Repeat the entries that follow verbatim, without any of their pictures.

•••••

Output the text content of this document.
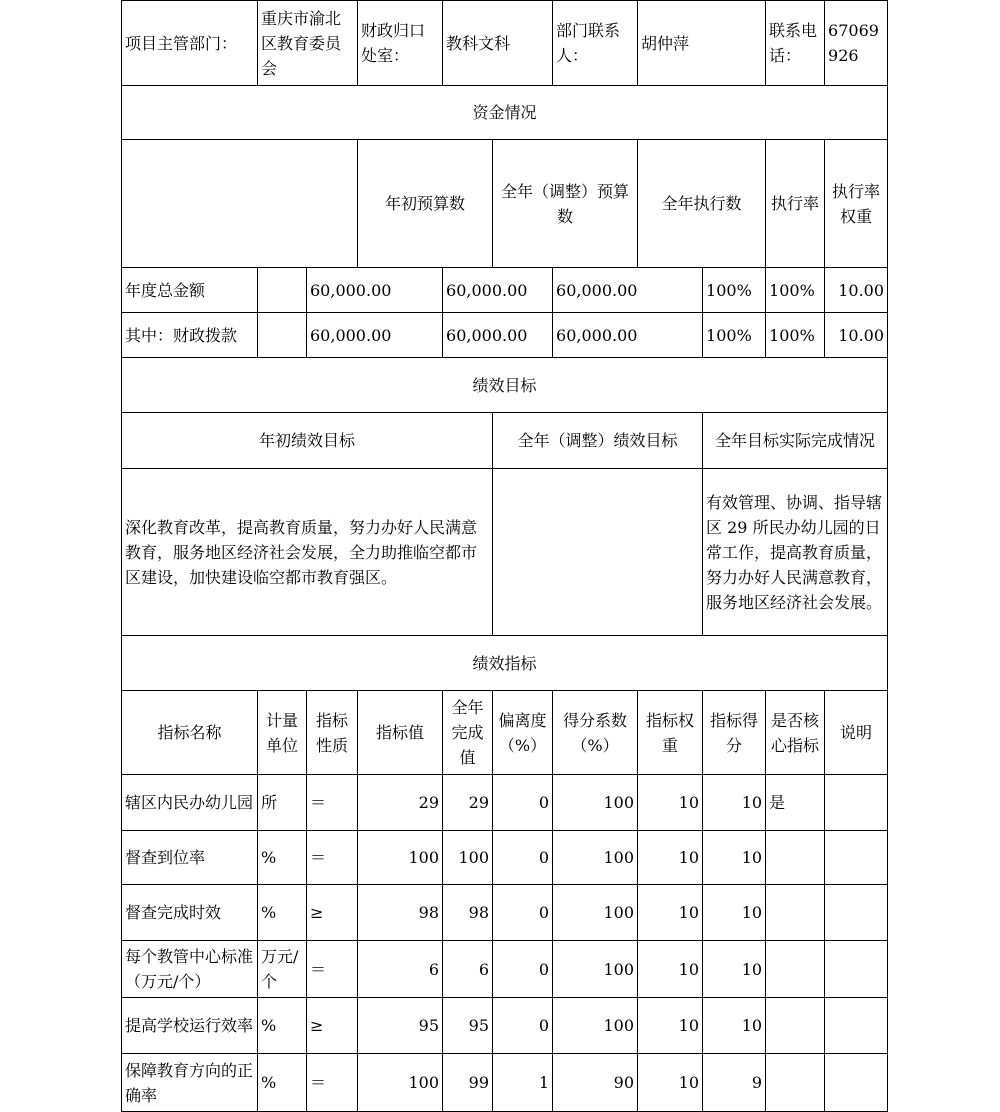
项目主管部门：	重庆市渝北区教育委员会		财政归口处室：	教科文科		部门联系人：	胡仲萍		联系电话：	67069926	
资金情况											
			年初预算数		全年（调整）预算数		全年执行数		执行率	执行率权重	
年度总金额		60,000.00		60,000.00		60,000.00		100%	100%	10.00	
其中：财政拨款		60,000.00		60,000.00		60,000.00		100%	100%	10.00	
绩效目标											
年初绩效目标					全年（调整）绩效目标			全年目标实际完成情况			
深化教育改革，提高教育质量，努力办好人民满意教育，服务地区经济社会发展，全力助推临空都市区建设，加快建设临空都市教育强区。								有效管理、协调、指导辖区 29 所民办幼儿园的日常工作，提高教育质量，努力办好人民满意教育，服务地区经济社会发展。			
绩效指标											
指标名称	计量单位	指标性质	指标值	全年完成值	偏离度（%）	得分系数（%）	指标权重	指标得分	是否核心指标	说明	
辖区内民办幼儿园	所	＝	29	29	0	100	10	10	是		
督查到位率	%	＝	100	100	0	100	10	10			
督查完成时效	%	≥	98	98	0	100	10	10			
每个教管中心标准（万元/个）	万元/个	＝	6	6	0	100	10	10			
提高学校运行效率	%	≥	95	95	0	100	10	10			
保障教育方向的正确率	%	＝	100	99	1	90	10	9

•••••

THE REPLY:
Output the text content of this document.
项目主管部门：	重庆市渝北区教育委员会		财政归口处室：	教科文科		部门联系人：	胡仲萍		联系电话：	67069926	
资金情况											
			年初预算数		全年（调整）预算数		全年执行数		执行率	执行率权重	
年度总金额		60,000.00		60,000.00		60,000.00		100%	100%	10.00	
其中：财政拨款		60,000.00		60,000.00		60,000.00		100%	100%	10.00	
绩效目标											
年初绩效目标					全年（调整）绩效目标			全年目标实际完成情况			
深化教育改革，提高教育质量，努力办好人民满意教育，服务地区经济社会发展，全力助推临空都市区建设，加快建设临空都市教育强区。								有效管理、协调、指导辖区 29 所民办幼儿园的日常工作，提高教育质量，努力办好人民满意教育，服务地区经济社会发展。			
绩效指标											
指标名称	计量单位	指标性质	指标值	全年完成值	偏离度（%）	得分系数（%）	指标权重	指标得分	是否核心指标	说明	
辖区内民办幼儿园	所	＝	29	29	0	100	10	10	是		
督查到位率	%	＝	100	100	0	100	10	10			
督查完成时效	%	≥	98	98	0	100	10	10			
每个教管中心标准（万元/个）	万元/个	＝	6	6	0	100	10	10			
提高学校运行效率	%	≥	95	95	0	100	10	10			
保障教育方向的正确率	%	＝	100	99	1	90	10	9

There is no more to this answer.